** Challenge **
All lines in which the word "Tammy" occurs are to be extracted.

Dataset items:
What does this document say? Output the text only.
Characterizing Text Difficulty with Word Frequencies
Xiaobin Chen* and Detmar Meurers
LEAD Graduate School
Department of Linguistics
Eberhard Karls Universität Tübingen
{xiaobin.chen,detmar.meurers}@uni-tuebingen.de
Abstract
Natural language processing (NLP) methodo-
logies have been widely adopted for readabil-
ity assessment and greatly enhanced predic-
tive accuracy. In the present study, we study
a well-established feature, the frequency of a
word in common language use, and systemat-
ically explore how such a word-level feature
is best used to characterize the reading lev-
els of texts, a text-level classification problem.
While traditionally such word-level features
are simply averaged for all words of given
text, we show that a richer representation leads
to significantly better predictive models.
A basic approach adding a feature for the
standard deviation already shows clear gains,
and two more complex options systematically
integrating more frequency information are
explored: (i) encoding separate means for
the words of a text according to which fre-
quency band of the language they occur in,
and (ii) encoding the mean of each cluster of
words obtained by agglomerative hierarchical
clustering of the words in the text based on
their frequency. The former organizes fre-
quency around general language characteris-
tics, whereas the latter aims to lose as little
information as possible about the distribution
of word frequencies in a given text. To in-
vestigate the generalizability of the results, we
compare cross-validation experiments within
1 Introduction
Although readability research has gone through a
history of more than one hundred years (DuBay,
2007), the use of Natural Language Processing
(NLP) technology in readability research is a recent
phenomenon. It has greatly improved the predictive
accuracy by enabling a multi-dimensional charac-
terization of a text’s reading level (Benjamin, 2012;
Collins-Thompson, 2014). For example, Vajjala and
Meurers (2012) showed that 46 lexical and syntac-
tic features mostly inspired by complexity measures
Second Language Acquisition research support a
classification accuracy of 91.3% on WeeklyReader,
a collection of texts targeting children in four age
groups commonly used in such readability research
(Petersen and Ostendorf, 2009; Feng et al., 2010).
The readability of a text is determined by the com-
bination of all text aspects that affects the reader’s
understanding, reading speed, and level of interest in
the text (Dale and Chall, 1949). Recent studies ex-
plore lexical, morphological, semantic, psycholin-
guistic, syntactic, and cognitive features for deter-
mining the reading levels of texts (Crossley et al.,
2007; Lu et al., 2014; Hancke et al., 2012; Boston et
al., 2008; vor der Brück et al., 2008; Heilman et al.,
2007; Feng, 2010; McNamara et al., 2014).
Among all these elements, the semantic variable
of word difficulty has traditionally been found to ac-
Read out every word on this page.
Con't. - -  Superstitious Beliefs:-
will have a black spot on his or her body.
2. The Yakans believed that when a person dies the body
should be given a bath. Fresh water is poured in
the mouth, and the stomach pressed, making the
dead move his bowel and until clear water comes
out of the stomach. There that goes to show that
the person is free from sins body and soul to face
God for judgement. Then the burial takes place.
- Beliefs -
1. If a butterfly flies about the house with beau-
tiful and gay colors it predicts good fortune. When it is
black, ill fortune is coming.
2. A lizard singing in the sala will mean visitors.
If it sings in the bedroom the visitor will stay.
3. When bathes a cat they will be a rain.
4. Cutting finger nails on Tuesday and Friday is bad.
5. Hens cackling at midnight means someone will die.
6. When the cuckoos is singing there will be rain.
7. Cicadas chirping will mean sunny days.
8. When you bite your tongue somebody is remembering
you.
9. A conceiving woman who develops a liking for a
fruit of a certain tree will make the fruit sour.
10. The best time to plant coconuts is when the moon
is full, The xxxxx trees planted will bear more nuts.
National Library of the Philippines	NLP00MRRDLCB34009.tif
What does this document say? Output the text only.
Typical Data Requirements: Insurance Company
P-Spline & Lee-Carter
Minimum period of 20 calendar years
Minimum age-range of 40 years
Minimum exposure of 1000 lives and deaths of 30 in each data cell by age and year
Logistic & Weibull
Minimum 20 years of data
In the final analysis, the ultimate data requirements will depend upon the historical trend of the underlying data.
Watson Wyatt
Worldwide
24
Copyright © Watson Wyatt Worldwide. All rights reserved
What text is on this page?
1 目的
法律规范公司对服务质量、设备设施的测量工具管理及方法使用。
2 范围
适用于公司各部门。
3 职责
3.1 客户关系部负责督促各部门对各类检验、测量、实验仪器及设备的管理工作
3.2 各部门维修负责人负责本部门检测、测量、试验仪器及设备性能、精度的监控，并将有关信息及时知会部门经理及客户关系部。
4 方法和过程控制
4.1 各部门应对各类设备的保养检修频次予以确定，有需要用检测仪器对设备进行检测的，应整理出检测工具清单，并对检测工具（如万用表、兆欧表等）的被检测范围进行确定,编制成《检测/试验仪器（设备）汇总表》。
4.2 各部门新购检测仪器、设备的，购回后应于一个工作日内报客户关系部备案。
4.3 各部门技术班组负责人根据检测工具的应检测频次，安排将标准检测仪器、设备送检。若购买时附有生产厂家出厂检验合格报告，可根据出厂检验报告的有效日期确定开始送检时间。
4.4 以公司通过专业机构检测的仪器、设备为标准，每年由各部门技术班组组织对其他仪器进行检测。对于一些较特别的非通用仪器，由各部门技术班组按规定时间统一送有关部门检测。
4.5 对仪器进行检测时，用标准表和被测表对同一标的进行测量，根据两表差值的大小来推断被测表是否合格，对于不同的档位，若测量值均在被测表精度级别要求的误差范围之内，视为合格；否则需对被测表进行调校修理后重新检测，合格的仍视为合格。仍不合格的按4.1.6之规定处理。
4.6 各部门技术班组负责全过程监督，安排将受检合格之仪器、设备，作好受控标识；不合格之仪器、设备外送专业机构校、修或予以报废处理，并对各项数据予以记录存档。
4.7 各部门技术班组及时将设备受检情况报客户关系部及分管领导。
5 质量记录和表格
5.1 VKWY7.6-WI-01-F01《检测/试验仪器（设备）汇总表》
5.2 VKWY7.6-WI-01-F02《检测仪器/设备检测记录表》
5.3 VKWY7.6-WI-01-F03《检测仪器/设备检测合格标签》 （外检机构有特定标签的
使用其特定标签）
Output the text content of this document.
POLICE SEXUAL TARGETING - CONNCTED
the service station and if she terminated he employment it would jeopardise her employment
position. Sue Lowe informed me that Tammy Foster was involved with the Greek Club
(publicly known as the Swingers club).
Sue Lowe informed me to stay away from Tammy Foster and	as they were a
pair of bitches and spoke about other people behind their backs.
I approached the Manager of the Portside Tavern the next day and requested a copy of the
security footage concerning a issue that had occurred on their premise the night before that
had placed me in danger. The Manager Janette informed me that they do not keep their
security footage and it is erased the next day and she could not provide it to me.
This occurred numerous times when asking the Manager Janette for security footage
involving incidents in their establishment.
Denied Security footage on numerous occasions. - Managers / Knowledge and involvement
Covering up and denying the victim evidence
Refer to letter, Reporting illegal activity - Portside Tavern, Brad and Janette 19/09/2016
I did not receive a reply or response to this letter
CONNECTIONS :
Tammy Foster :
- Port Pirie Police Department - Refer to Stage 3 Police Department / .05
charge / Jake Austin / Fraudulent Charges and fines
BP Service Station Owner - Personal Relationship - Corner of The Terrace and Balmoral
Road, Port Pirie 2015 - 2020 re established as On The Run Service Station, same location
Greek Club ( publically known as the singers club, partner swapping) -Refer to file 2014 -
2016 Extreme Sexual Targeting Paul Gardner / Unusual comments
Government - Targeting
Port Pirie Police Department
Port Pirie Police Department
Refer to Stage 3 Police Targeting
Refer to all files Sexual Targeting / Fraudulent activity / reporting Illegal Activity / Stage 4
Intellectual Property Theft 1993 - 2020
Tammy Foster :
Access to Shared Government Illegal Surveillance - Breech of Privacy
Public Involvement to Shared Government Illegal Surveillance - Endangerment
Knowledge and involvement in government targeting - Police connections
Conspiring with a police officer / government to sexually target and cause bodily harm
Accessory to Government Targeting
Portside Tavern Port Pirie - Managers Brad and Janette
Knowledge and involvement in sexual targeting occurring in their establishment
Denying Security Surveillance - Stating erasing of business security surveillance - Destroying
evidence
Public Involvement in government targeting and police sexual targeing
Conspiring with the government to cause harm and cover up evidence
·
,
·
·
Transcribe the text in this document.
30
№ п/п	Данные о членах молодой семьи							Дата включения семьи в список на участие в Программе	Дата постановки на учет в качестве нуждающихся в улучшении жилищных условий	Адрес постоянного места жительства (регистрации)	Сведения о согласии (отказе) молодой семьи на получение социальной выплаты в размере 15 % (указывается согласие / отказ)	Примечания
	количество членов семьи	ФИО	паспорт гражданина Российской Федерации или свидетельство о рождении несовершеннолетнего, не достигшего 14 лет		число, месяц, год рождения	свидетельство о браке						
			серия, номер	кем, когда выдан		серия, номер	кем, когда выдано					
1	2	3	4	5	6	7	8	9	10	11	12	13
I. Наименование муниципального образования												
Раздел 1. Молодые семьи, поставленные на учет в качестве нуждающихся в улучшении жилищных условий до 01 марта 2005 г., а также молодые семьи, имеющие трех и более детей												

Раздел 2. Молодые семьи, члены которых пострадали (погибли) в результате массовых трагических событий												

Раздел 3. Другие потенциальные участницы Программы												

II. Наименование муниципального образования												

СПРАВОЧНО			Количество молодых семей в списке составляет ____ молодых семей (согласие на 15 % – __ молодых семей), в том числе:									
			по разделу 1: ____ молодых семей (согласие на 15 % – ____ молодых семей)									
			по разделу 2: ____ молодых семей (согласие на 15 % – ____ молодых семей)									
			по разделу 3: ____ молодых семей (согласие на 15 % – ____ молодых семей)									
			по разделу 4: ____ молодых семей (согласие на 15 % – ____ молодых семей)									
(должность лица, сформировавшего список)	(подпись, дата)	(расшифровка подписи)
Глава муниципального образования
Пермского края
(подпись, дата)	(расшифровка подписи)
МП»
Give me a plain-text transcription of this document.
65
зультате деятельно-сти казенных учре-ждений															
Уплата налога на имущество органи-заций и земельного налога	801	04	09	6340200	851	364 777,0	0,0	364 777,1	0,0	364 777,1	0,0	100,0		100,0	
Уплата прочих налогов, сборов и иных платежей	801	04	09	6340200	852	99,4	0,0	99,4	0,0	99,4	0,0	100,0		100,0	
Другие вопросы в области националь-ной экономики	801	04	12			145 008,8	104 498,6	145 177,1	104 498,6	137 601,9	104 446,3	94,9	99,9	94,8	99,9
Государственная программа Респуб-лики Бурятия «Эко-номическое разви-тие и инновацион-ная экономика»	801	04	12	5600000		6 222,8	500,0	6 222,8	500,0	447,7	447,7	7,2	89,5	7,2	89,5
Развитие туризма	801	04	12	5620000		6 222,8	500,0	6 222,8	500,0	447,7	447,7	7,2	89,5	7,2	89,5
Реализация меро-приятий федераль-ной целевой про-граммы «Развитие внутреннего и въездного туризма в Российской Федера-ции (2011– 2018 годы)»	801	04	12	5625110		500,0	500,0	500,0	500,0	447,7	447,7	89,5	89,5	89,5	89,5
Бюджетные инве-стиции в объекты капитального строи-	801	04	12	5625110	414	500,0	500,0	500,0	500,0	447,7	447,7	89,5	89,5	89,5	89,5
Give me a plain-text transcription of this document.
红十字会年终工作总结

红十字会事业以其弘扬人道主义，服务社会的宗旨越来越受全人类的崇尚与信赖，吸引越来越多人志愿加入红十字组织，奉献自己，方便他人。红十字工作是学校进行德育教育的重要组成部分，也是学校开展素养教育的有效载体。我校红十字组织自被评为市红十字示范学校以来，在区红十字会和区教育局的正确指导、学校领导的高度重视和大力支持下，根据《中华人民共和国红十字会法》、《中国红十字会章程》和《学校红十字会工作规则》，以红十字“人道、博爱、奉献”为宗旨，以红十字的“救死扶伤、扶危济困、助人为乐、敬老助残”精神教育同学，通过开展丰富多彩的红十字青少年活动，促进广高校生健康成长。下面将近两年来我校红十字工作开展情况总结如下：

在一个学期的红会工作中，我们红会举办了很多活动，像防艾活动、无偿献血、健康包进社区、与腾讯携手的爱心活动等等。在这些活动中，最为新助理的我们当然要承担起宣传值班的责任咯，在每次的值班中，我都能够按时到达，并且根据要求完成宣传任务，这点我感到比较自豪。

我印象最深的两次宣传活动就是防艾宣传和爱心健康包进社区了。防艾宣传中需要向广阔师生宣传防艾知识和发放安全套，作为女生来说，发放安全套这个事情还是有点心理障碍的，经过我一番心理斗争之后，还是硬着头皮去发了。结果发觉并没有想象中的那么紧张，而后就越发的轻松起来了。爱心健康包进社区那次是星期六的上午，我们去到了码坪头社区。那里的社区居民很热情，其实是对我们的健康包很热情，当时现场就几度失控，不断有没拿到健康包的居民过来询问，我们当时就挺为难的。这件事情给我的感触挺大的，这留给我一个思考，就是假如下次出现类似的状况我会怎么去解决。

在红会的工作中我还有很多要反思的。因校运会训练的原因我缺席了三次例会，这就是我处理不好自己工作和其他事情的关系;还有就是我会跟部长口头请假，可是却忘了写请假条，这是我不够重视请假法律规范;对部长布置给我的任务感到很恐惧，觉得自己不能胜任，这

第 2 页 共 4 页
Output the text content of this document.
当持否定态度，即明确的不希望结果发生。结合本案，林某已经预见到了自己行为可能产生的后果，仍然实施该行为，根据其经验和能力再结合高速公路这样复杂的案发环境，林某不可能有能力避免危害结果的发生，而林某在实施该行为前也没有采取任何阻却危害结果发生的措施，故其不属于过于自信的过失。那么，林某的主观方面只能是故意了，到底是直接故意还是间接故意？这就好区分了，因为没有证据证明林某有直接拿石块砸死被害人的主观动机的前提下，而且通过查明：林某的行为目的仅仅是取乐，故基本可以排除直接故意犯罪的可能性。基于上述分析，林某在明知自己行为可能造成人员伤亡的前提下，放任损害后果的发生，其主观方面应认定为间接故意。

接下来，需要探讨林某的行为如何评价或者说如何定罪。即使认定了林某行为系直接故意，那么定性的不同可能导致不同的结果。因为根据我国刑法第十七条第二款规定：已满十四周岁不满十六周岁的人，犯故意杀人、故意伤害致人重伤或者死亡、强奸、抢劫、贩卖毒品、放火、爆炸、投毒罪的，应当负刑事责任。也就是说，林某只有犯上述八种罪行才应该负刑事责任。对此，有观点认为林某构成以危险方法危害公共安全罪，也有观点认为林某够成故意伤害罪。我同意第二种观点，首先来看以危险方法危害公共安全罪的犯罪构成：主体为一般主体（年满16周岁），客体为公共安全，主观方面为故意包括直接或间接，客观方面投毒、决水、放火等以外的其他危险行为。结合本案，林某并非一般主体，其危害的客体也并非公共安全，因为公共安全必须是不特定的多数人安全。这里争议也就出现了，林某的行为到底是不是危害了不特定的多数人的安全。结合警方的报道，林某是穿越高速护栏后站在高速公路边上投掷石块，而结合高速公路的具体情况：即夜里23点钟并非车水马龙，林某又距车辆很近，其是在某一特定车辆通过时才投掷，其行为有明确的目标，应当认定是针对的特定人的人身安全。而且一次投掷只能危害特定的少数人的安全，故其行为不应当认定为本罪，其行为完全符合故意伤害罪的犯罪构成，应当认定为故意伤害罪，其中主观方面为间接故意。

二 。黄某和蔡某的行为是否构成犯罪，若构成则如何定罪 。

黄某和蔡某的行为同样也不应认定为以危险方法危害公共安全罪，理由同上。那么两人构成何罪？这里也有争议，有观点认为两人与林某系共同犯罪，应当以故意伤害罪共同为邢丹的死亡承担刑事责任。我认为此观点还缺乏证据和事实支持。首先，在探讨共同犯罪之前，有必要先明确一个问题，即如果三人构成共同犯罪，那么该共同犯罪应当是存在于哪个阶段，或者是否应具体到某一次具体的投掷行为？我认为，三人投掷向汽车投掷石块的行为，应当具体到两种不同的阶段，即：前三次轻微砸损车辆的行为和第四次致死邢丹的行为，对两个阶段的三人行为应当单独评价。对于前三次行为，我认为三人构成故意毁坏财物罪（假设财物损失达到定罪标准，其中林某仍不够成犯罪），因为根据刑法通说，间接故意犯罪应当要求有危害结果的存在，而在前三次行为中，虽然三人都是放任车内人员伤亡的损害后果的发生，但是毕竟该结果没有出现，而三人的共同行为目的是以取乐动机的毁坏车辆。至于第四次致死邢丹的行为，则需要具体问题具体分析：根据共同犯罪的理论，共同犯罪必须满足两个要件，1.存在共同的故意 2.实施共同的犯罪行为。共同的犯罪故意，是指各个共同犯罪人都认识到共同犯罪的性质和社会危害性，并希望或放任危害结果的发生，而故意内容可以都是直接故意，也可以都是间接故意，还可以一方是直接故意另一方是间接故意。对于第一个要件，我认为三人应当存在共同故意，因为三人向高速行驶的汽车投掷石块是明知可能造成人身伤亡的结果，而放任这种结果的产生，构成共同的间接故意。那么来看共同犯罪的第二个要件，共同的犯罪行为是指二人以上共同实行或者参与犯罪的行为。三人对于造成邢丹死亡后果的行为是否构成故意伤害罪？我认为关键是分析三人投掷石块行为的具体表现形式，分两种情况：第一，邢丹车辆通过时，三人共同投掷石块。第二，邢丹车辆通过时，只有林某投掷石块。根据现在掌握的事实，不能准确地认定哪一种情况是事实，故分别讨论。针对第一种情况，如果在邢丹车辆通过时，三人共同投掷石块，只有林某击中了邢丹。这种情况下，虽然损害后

** Reply to the task **
position. Sue Lowe informed me that Tammy Foster was involved with the Greek Club
Sue Lowe informed me to stay away from Tammy Foster and	as they were a
Tammy Foster :
Tammy Foster :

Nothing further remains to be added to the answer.